* **PROBLEM STATEMENT**
Extract the data exactly, missing nothing.

* **LISTED RECORDS**
<<<<

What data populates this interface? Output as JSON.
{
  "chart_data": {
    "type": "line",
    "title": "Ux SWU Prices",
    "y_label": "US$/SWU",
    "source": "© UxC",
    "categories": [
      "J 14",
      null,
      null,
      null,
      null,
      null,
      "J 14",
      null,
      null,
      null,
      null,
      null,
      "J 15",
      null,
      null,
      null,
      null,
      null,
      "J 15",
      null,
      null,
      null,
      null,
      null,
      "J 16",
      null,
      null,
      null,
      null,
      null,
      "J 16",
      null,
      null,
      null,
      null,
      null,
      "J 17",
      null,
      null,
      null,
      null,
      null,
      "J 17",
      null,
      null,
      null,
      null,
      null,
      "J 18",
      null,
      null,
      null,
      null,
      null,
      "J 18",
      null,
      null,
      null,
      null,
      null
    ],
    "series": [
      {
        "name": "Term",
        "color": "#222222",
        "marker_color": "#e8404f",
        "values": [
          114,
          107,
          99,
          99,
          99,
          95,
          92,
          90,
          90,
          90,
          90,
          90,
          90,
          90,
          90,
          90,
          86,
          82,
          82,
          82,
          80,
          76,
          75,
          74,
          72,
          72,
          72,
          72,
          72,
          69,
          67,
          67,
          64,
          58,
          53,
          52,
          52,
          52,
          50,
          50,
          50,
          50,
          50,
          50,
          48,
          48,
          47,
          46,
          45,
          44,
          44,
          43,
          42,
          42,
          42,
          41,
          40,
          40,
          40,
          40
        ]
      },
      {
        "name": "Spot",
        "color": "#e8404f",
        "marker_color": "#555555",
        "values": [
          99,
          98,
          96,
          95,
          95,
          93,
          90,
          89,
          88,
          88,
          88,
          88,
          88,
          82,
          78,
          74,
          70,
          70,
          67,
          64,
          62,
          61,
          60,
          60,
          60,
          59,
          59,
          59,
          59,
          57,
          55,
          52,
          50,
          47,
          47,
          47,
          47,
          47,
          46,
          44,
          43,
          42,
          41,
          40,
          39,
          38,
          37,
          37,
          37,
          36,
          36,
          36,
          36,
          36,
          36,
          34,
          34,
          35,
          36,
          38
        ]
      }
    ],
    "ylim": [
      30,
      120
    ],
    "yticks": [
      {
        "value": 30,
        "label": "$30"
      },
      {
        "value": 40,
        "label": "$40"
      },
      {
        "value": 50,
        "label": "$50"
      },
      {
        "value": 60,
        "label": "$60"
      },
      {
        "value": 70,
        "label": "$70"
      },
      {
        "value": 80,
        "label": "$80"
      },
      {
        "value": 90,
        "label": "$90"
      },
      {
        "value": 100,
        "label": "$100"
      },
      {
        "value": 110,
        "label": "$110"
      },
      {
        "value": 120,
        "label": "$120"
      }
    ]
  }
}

>>>>

* **THE REPLY**
What data populates this interface? Output as JSON.
{
  "chart_data": {
    "type": "line",
    "title": "Ux SWU Prices",
    "y_label": "US$/SWU",
    "source": "© UxC",
    "categories": [
      "J 14",
      null,
      null,
      null,
      null,
      null,
      "J 14",
      null,
      null,
      null,
      null,
      null,
      "J 15",
      null,
      null,
      null,
      null,
      null,
      "J 15",
      null,
      null,
      null,
      null,
      null,
      "J 16",
      null,
      null,
      null,
      null,
      null,
      "J 16",
      null,
      null,
      null,
      null,
      null,
      "J 17",
      null,
      null,
      null,
      null,
      null,
      "J 17",
      null,
      null,
      null,
      null,
      null,
      "J 18",
      null,
      null,
      null,
      null,
      null,
      "J 18",
      null,
      null,
      null,
      null,
      null
    ],
    "series": [
      {
        "name": "Term",
        "color": "#222222",
        "marker_color": "#e8404f",
        "values": [
          114,
          107,
          99,
          99,
          99,
          95,
          92,
          90,
          90,
          90,
          90,
          90,
          90,
          90,
          90,
          90,
          86,
          82,
          82,
          82,
          80,
          76,
          75,
          74,
          72,
          72,
          72,
          72,
          72,
          69,
          67,
          67,
          64,
          58,
          53,
          52,
          52,
          52,
          50,
          50,
          50,
          50,
          50,
          50,
          48,
          48,
          47,
          46,
          45,
          44,
          44,
          43,
          42,
          42,
          42,
          41,
          40,
          40,
          40,
          40
        ]
      },
      {
        "name": "Spot",
        "color": "#e8404f",
        "marker_color": "#555555",
        "values": [
          99,
          98,
          96,
          95,
          95,
          93,
          90,
          89,
          88,
          88,
          88,
          88,
          88,
          82,
          78,
          74,
          70,
          70,
          67,
          64,
          62,
          61,
          60,
          60,
          60,
          59,
          59,
          59,
          59,
          57,
          55,
          52,
          50,
          47,
          47,
          47,
          47,
          47,
          46,
          44,
          43,
          42,
          41,
          40,
          39,
          38,
          37,
          37,
          37,
          36,
          36,
          36,
          36,
          36,
          36,
          34,
          34,
          35,
          36,
          38
        ]
      }
    ],
    "ylim": [
      30,
      120
    ],
    "yticks": [
      {
        "value": 30,
        "label": "$30"
      },
      {
        "value": 40,
        "label": "$40"
      },
      {
        "value": 50,
        "label": "$50"
      },
      {
        "value": 60,
        "label": "$60"
      },
      {
        "value": 70,
        "label": "$70"
      },
      {
        "value": 80,
        "label": "$80"
      },
      {
        "value": 90,
        "label": "$90"
      },
      {
        "value": 100,
        "label": "$100"
      },
      {
        "value": 110,
        "label": "$110"
      },
      {
        "value": 120,
        "label": "$120"
      }
    ]
  }
}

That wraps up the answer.